■ **TASK TO COMPLETE**:
Of all the lines here, how many include the string "lehet"? Answer with the number only.

** Begin **

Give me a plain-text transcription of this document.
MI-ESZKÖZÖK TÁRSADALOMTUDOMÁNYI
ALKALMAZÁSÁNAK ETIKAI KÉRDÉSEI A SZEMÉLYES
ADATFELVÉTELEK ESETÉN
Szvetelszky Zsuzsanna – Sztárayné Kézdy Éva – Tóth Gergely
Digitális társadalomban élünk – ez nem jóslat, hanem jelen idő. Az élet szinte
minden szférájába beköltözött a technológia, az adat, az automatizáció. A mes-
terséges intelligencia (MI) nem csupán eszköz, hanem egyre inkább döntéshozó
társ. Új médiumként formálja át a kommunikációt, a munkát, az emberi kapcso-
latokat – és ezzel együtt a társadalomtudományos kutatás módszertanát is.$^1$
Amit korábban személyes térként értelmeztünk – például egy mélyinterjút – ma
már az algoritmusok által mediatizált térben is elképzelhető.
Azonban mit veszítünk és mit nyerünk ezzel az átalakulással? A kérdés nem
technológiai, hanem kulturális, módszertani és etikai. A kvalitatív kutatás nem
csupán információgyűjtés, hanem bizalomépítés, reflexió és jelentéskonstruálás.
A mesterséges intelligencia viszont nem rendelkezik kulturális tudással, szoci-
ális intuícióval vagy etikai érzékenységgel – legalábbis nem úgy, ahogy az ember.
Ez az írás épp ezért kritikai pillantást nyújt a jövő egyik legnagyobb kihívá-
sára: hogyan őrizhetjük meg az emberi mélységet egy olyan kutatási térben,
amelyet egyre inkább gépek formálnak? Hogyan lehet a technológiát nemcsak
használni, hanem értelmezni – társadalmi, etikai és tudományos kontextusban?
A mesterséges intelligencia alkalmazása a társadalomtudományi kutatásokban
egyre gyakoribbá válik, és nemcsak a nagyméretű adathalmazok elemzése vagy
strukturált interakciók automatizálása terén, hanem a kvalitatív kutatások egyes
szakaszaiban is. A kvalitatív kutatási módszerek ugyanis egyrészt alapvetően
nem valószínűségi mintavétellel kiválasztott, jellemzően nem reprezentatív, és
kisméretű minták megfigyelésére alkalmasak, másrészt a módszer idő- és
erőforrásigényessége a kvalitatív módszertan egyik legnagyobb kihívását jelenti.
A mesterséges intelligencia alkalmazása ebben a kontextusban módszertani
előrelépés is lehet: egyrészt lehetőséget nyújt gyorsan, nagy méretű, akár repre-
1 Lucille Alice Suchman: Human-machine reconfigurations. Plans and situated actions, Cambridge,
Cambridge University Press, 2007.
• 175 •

** End **

■ **OUTPUT OF THE EXERCISE**:
2